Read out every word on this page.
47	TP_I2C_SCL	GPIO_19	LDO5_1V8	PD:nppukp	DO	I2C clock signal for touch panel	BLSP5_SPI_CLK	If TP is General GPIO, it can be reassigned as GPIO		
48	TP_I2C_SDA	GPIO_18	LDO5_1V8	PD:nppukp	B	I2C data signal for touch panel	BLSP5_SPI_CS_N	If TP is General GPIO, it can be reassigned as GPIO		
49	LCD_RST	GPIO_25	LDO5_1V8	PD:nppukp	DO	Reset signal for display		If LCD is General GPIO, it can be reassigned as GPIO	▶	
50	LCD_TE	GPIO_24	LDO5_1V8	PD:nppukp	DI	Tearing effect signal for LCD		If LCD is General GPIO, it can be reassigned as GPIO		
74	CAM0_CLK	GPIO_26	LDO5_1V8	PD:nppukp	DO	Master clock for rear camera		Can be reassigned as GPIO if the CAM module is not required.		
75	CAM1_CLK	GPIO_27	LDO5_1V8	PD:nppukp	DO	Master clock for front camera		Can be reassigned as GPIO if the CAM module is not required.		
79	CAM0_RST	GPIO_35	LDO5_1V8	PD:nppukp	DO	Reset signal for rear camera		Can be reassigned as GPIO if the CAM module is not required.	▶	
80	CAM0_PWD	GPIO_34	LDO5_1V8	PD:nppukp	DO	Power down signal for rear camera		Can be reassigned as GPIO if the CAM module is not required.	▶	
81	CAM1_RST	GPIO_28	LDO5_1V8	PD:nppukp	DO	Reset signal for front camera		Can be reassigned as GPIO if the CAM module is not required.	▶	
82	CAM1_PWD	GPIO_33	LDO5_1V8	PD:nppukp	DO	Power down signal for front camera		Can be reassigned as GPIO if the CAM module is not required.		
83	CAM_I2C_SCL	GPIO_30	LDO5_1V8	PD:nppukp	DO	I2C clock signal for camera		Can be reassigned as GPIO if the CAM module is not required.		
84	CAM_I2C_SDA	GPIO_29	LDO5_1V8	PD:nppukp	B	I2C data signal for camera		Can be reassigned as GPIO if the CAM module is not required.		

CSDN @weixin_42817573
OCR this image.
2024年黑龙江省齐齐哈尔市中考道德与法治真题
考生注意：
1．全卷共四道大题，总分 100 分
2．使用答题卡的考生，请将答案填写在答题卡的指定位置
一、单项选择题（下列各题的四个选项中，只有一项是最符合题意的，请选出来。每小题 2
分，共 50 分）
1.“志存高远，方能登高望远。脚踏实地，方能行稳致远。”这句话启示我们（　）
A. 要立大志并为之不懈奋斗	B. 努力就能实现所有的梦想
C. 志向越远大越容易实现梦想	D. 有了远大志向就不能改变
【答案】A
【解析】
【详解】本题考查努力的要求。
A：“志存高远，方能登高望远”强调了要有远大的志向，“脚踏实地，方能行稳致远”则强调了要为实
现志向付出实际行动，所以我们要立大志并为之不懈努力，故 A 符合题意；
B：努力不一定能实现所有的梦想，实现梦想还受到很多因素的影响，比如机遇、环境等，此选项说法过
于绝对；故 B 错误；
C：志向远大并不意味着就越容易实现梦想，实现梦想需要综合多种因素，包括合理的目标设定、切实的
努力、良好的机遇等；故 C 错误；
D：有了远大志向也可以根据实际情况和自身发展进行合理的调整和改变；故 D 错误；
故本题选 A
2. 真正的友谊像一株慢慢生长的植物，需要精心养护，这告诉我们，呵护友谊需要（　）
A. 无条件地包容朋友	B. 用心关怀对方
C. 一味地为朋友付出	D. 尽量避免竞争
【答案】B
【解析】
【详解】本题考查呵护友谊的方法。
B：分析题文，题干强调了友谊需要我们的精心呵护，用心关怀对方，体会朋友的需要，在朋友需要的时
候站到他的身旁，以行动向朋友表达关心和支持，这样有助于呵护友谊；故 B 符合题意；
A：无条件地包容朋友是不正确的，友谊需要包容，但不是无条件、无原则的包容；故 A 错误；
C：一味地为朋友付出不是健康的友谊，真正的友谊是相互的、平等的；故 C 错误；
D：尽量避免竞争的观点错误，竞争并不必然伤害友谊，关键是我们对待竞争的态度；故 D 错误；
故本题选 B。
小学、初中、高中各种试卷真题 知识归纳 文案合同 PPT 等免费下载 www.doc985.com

☆ ☆ ☆ ☆ ☆ ☆ ☆

• DIRECTIVE:
Reproduce the material above, every line of it, exactly.

• WORKED ANSWER:
Read out every word on this page.
47	TP_I2C_SCL	GPIO_19	LDO5_1V8	PD:nppukp	DO	I2C clock signal for touch panel	BLSP5_SPI_CLK	If TP is General GPIO, it can be reassigned as GPIO		
48	TP_I2C_SDA	GPIO_18	LDO5_1V8	PD:nppukp	B	I2C data signal for touch panel	BLSP5_SPI_CS_N	If TP is General GPIO, it can be reassigned as GPIO		
49	LCD_RST	GPIO_25	LDO5_1V8	PD:nppukp	DO	Reset signal for display		If LCD is General GPIO, it can be reassigned as GPIO	▶	
50	LCD_TE	GPIO_24	LDO5_1V8	PD:nppukp	DI	Tearing effect signal for LCD		If LCD is General GPIO, it can be reassigned as GPIO		
74	CAM0_CLK	GPIO_26	LDO5_1V8	PD:nppukp	DO	Master clock for rear camera		Can be reassigned as GPIO if the CAM module is not required.		
75	CAM1_CLK	GPIO_27	LDO5_1V8	PD:nppukp	DO	Master clock for front camera		Can be reassigned as GPIO if the CAM module is not required.		
79	CAM0_RST	GPIO_35	LDO5_1V8	PD:nppukp	DO	Reset signal for rear camera		Can be reassigned as GPIO if the CAM module is not required.	▶	
80	CAM0_PWD	GPIO_34	LDO5_1V8	PD:nppukp	DO	Power down signal for rear camera		Can be reassigned as GPIO if the CAM module is not required.	▶	
81	CAM1_RST	GPIO_28	LDO5_1V8	PD:nppukp	DO	Reset signal for front camera		Can be reassigned as GPIO if the CAM module is not required.	▶	
82	CAM1_PWD	GPIO_33	LDO5_1V8	PD:nppukp	DO	Power down signal for front camera		Can be reassigned as GPIO if the CAM module is not required.		
83	CAM_I2C_SCL	GPIO_30	LDO5_1V8	PD:nppukp	DO	I2C clock signal for camera		Can be reassigned as GPIO if the CAM module is not required.		
84	CAM_I2C_SDA	GPIO_29	LDO5_1V8	PD:nppukp	B	I2C data signal for camera		Can be reassigned as GPIO if the CAM module is not required.		

CSDN @weixin_42817573
OCR this image.
2024年黑龙江省齐齐哈尔市中考道德与法治真题
考生注意：
1．全卷共四道大题，总分 100 分
2．使用答题卡的考生，请将答案填写在答题卡的指定位置
一、单项选择题（下列各题的四个选项中，只有一项是最符合题意的，请选出来。每小题 2
分，共 50 分）
1.“志存高远，方能登高望远。脚踏实地，方能行稳致远。”这句话启示我们（　）
A. 要立大志并为之不懈奋斗	B. 努力就能实现所有的梦想
C. 志向越远大越容易实现梦想	D. 有了远大志向就不能改变
【答案】A
【解析】
【详解】本题考查努力的要求。
A：“志存高远，方能登高望远”强调了要有远大的志向，“脚踏实地，方能行稳致远”则强调了要为实
现志向付出实际行动，所以我们要立大志并为之不懈努力，故 A 符合题意；
B：努力不一定能实现所有的梦想，实现梦想还受到很多因素的影响，比如机遇、环境等，此选项说法过
于绝对；故 B 错误；
C：志向远大并不意味着就越容易实现梦想，实现梦想需要综合多种因素，包括合理的目标设定、切实的
努力、良好的机遇等；故 C 错误；
D：有了远大志向也可以根据实际情况和自身发展进行合理的调整和改变；故 D 错误；
故本题选 A
2. 真正的友谊像一株慢慢生长的植物，需要精心养护，这告诉我们，呵护友谊需要（　）
A. 无条件地包容朋友	B. 用心关怀对方
C. 一味地为朋友付出	D. 尽量避免竞争
【答案】B
【解析】
【详解】本题考查呵护友谊的方法。
B：分析题文，题干强调了友谊需要我们的精心呵护，用心关怀对方，体会朋友的需要，在朋友需要的时
候站到他的身旁，以行动向朋友表达关心和支持，这样有助于呵护友谊；故 B 符合题意；
A：无条件地包容朋友是不正确的，友谊需要包容，但不是无条件、无原则的包容；故 A 错误；
C：一味地为朋友付出不是健康的友谊，真正的友谊是相互的、平等的；故 C 错误；
D：尽量避免竞争的观点错误，竞争并不必然伤害友谊，关键是我们对待竞争的态度；故 D 错误；
故本题选 B。
小学、初中、高中各种试卷真题 知识归纳 文案合同 PPT 等免费下载 www.doc985.com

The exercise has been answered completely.